**Your task**
Identify the lines containing the word "There". Copy each one.

(Extracted data entries)
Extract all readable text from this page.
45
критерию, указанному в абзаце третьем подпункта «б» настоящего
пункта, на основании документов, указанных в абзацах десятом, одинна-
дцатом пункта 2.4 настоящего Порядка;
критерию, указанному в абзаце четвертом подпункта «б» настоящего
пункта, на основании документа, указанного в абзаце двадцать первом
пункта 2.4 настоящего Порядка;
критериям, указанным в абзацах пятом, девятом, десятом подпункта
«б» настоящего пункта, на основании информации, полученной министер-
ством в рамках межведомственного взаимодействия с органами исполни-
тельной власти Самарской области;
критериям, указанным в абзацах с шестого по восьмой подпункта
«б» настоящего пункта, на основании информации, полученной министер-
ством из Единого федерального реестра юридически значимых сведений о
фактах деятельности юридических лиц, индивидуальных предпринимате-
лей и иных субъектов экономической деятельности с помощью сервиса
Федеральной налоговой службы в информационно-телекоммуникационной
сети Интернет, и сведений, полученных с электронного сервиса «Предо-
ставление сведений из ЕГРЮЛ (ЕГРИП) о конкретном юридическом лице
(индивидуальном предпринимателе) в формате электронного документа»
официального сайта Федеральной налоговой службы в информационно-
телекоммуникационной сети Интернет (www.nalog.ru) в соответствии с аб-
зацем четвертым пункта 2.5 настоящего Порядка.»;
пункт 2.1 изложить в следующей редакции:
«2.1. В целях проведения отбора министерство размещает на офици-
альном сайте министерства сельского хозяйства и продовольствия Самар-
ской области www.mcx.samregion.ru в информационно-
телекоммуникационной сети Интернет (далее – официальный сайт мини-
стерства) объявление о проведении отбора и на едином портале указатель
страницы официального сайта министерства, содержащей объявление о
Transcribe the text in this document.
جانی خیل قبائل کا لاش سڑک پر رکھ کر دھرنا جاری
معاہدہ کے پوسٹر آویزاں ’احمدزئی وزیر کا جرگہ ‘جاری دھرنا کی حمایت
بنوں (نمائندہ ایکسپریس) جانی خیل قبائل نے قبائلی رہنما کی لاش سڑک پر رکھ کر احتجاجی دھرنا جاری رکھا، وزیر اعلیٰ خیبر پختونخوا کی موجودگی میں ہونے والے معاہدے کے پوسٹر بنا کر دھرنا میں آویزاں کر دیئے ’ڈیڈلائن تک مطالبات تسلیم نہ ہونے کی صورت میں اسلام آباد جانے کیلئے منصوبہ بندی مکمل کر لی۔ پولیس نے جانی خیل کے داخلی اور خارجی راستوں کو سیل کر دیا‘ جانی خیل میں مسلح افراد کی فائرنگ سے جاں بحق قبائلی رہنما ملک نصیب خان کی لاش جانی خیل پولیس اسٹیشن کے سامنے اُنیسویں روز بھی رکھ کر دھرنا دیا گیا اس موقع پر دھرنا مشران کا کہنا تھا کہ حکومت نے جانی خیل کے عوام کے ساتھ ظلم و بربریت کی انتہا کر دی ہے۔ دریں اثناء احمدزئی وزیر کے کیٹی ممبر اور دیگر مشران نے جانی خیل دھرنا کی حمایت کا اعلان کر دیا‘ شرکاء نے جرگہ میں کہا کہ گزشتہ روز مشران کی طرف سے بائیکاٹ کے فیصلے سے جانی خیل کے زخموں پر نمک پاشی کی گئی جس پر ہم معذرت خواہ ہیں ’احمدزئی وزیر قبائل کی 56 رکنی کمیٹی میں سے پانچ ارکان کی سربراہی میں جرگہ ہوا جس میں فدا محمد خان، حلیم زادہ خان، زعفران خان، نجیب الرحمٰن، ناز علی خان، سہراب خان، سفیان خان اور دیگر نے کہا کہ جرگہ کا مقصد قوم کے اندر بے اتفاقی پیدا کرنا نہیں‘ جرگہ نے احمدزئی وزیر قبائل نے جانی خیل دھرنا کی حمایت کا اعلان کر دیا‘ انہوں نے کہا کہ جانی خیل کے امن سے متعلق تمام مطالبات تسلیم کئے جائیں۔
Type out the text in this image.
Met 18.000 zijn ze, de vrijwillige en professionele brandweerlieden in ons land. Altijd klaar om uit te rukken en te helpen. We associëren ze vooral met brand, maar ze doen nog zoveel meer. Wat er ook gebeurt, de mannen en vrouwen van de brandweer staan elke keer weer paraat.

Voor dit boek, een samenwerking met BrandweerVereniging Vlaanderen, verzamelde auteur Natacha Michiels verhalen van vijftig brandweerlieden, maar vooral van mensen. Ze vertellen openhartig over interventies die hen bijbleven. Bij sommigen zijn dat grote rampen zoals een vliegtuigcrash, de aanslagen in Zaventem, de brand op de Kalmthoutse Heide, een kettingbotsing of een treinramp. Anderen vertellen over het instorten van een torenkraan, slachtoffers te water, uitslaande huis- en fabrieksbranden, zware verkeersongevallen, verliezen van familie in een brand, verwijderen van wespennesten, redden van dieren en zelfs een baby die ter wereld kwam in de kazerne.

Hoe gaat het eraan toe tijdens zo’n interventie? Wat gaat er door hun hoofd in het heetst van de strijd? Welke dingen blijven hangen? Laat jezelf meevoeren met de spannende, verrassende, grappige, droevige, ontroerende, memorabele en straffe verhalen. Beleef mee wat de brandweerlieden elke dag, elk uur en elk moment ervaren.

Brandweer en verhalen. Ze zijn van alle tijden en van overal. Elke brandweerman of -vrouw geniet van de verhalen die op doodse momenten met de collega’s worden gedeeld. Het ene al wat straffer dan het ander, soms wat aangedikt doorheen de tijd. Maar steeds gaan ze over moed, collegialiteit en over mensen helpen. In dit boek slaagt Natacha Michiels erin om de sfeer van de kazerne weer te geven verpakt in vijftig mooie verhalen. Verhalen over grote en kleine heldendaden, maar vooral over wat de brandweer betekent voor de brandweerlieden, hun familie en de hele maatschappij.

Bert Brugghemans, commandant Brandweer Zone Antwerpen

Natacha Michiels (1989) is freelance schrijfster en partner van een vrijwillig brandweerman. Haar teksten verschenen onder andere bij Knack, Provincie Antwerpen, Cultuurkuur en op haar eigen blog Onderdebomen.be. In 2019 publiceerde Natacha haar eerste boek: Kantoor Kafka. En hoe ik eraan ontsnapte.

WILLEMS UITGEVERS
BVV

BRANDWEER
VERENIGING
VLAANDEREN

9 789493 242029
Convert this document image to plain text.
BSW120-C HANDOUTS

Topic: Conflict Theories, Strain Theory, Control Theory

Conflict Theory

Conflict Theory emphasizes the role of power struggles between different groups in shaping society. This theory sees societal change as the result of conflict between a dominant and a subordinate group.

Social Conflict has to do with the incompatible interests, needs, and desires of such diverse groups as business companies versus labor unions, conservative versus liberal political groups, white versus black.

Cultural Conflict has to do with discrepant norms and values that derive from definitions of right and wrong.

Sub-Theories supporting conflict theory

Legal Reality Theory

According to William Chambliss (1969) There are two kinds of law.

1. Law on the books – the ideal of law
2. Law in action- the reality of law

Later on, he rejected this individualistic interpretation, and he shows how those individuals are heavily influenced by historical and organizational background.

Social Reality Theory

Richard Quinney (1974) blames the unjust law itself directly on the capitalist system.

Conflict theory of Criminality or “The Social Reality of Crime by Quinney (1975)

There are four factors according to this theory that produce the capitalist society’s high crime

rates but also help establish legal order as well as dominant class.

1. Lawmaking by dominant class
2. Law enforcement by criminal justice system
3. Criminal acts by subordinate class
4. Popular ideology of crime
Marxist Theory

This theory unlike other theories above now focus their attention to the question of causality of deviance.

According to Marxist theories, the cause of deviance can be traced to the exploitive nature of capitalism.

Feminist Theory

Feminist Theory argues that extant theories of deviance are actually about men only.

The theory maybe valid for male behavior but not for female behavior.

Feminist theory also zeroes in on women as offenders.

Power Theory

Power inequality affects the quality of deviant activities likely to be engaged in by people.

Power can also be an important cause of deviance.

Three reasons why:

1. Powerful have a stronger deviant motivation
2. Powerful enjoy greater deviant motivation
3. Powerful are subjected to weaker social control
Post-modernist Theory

**Response to the task**
According to William Chambliss (1969) There are two kinds of law.
There are four factors according to this theory that produce the capitalist society’s high crime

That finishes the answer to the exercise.